## [PROBLEM DETAILS]
Write out each line in which the string "Shuffling" is present.

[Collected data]
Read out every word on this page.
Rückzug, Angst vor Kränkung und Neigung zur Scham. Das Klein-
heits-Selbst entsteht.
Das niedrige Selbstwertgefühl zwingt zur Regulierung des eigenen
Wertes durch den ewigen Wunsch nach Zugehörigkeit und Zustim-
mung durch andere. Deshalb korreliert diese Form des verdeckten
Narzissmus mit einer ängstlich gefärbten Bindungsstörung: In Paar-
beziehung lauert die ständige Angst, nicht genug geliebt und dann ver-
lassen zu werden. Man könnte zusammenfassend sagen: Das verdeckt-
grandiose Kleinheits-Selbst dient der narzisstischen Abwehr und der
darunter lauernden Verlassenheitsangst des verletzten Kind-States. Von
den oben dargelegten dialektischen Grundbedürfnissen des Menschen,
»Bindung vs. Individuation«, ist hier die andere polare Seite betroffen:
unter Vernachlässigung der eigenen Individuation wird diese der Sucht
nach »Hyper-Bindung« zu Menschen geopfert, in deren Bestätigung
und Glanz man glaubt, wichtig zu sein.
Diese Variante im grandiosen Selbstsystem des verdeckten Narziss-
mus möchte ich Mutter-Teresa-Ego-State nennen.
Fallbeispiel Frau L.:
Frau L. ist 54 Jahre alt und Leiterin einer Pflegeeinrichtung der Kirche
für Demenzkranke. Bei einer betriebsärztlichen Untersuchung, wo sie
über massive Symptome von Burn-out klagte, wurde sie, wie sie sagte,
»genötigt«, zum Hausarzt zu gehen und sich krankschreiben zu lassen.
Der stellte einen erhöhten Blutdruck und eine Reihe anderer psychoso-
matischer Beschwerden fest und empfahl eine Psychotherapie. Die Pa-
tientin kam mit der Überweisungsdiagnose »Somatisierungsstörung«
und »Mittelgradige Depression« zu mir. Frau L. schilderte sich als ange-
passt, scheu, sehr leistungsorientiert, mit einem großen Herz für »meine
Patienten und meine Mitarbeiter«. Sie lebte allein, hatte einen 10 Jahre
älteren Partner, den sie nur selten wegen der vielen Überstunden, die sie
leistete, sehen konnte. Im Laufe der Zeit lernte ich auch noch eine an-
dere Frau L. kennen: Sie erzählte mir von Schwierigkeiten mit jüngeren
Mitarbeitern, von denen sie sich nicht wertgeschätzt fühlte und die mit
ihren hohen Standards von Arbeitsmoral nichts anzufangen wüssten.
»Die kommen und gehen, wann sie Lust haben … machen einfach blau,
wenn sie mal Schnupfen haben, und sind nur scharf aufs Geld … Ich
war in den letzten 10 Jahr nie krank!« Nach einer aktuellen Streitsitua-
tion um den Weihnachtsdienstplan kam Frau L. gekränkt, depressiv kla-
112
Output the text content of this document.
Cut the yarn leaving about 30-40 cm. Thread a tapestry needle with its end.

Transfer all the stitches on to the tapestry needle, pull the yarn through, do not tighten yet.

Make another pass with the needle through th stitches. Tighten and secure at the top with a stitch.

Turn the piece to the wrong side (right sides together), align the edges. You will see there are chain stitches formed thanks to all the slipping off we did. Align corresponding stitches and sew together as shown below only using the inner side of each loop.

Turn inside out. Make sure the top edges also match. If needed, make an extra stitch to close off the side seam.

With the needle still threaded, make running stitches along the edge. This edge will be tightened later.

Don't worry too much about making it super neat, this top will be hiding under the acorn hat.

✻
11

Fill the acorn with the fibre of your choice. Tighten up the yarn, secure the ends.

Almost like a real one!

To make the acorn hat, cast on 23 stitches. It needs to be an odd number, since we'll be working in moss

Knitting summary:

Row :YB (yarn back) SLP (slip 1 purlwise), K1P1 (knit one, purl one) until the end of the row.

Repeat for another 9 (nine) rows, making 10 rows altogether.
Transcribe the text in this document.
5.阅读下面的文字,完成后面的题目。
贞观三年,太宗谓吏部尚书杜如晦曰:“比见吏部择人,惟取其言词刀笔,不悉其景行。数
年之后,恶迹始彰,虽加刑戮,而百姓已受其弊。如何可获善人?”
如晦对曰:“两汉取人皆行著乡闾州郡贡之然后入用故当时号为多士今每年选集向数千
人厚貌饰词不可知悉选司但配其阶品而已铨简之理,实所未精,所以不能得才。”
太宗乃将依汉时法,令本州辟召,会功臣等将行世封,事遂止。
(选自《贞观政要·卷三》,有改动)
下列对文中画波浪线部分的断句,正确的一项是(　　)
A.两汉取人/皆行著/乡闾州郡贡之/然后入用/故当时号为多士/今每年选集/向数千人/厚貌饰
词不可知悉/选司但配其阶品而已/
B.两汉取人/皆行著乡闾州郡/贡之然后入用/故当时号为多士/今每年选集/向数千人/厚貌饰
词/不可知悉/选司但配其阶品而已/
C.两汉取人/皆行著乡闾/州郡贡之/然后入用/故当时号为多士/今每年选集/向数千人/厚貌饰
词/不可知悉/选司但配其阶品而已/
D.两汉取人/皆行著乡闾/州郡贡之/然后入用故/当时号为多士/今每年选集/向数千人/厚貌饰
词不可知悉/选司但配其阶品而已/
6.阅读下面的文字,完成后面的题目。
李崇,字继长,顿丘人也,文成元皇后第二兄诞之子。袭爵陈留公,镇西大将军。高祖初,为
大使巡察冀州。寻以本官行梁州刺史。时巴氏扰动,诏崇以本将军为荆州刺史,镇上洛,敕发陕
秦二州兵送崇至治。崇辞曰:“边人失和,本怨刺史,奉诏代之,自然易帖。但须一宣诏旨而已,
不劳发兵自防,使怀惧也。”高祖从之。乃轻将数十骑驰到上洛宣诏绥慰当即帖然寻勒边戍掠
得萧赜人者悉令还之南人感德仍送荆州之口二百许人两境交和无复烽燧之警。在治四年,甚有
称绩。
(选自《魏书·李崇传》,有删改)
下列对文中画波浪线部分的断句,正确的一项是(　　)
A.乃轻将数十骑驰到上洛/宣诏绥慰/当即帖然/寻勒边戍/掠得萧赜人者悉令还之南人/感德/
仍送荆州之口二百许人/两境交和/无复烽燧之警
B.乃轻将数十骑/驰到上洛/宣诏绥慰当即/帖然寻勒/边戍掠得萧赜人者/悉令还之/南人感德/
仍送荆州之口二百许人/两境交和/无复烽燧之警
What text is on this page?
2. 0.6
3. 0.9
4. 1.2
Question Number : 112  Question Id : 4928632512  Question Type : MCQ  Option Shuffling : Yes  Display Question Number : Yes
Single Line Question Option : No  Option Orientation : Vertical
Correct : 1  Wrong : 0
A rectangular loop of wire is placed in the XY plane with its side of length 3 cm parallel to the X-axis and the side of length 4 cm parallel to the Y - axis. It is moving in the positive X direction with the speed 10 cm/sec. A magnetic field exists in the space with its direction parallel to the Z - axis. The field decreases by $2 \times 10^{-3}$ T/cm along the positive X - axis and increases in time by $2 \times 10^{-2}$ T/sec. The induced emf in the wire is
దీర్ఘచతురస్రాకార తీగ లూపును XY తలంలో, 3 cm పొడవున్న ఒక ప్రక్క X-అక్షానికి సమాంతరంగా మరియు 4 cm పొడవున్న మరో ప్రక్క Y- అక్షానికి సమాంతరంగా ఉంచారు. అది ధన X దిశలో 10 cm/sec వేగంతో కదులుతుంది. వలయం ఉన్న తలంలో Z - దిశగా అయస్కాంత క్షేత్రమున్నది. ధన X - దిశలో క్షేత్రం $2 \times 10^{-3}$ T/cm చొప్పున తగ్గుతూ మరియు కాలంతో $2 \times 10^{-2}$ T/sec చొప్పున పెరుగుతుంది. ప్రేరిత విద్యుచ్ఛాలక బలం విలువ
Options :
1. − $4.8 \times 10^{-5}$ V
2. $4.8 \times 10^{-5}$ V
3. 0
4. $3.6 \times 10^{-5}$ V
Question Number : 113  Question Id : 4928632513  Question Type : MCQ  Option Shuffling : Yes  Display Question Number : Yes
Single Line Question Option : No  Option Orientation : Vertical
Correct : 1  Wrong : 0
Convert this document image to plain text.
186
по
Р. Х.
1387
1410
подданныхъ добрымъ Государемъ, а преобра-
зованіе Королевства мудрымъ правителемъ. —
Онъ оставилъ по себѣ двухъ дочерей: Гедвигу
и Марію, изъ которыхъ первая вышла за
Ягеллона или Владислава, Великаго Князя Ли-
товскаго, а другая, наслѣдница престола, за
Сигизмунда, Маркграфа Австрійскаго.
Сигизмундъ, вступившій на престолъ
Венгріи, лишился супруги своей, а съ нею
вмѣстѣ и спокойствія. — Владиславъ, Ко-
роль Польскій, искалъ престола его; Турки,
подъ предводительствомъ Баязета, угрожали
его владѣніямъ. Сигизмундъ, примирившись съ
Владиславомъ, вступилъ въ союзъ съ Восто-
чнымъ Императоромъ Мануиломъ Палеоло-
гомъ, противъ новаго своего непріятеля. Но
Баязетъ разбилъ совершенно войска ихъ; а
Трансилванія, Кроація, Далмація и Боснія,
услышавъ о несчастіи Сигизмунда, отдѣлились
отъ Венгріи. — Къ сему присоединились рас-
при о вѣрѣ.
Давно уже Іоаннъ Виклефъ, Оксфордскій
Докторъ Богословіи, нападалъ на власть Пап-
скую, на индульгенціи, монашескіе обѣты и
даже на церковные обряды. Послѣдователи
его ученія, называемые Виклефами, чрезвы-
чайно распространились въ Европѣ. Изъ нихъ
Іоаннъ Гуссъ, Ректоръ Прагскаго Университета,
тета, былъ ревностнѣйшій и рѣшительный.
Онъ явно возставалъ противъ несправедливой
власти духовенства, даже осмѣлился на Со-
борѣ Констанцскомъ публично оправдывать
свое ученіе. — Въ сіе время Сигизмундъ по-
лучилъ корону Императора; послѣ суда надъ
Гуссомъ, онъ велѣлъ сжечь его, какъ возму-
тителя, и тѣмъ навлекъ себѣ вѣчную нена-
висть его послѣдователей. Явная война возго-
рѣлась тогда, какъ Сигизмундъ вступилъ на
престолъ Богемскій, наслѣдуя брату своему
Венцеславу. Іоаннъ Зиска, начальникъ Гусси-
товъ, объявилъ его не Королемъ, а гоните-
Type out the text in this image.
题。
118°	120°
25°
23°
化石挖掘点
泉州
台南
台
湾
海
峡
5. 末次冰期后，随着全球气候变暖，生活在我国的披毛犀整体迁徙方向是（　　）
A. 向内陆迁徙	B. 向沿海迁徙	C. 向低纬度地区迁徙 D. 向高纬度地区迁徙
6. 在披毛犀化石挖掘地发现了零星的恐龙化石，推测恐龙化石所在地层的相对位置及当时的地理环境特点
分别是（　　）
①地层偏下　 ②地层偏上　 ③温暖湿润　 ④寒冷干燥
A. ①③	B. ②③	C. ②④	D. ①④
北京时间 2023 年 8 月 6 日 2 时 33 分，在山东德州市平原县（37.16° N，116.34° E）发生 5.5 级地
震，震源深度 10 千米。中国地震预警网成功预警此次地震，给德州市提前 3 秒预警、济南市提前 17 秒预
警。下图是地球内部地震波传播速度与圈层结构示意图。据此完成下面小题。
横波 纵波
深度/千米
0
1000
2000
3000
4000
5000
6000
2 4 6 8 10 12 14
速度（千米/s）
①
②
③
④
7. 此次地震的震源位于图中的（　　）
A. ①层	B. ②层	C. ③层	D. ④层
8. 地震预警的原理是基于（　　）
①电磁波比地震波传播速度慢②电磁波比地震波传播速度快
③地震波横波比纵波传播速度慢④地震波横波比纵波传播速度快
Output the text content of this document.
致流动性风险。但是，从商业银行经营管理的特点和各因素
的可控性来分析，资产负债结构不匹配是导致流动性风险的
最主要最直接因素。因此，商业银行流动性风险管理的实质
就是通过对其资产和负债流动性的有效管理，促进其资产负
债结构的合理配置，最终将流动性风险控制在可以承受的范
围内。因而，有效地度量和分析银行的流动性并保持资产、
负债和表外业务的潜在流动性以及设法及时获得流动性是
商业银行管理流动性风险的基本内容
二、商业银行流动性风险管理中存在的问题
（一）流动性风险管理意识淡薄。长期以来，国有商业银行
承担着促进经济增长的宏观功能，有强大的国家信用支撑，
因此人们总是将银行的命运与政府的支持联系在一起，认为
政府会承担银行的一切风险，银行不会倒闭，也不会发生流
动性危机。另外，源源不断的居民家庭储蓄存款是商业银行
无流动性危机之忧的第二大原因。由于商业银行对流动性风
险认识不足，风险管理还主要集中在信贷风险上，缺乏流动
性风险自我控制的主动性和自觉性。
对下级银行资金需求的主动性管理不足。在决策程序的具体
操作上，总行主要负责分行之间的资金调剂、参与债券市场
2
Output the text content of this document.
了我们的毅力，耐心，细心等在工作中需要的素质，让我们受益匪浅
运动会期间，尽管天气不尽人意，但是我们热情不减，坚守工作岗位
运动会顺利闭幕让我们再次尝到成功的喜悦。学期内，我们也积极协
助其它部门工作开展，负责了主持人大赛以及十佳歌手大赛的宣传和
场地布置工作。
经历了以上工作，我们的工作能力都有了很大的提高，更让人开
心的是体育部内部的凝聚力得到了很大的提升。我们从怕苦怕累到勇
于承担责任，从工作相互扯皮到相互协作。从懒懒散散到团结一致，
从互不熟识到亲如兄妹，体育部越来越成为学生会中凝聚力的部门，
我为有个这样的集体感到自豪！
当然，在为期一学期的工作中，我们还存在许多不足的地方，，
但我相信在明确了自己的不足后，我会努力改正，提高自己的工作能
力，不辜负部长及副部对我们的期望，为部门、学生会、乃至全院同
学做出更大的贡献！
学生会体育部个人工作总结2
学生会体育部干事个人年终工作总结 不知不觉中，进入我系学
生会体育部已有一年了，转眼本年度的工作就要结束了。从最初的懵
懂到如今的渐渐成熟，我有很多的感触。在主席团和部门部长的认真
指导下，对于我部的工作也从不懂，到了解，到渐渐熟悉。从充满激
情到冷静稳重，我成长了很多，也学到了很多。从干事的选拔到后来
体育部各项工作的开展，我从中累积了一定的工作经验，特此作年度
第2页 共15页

## [TASK RESULT]
Question Number : 112  Question Id : 4928632512  Question Type : MCQ  Option Shuffling : Yes  Display Question Number : Yes
Question Number : 113  Question Id : 4928632513  Question Type : MCQ  Option Shuffling : Yes  Display Question Number : Yes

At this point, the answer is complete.